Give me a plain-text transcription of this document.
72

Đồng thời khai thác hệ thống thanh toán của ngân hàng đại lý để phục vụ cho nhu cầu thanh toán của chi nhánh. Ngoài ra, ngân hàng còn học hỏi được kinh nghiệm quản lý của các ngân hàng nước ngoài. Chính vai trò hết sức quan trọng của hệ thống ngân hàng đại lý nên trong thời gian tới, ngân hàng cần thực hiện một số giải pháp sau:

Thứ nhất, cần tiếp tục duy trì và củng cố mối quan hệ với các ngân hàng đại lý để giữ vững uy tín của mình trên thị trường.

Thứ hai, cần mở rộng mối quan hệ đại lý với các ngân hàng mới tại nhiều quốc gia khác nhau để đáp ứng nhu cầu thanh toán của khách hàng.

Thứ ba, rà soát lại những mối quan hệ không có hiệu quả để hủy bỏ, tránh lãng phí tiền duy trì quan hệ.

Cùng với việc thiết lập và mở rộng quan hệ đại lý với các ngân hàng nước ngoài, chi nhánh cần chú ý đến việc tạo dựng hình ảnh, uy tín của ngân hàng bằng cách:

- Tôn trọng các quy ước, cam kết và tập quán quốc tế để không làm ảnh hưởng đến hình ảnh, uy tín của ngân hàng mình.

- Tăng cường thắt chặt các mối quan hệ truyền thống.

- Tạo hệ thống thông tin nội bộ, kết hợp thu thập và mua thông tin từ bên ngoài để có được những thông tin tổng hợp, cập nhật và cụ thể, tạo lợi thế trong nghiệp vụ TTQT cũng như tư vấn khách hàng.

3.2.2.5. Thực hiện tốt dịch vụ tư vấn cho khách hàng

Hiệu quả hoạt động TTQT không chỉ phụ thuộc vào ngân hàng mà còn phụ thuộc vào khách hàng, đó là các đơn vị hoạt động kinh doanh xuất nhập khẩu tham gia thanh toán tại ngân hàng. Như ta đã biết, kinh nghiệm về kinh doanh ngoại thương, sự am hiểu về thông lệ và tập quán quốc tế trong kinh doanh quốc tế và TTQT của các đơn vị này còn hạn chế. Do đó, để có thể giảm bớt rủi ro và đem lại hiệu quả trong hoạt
__________________________________________________
PROBLEM TO WORK ON:
Report the number of lines in the entries above that include the word "trọng" and add nothing to it.

EXERCISE OUTPUT:
2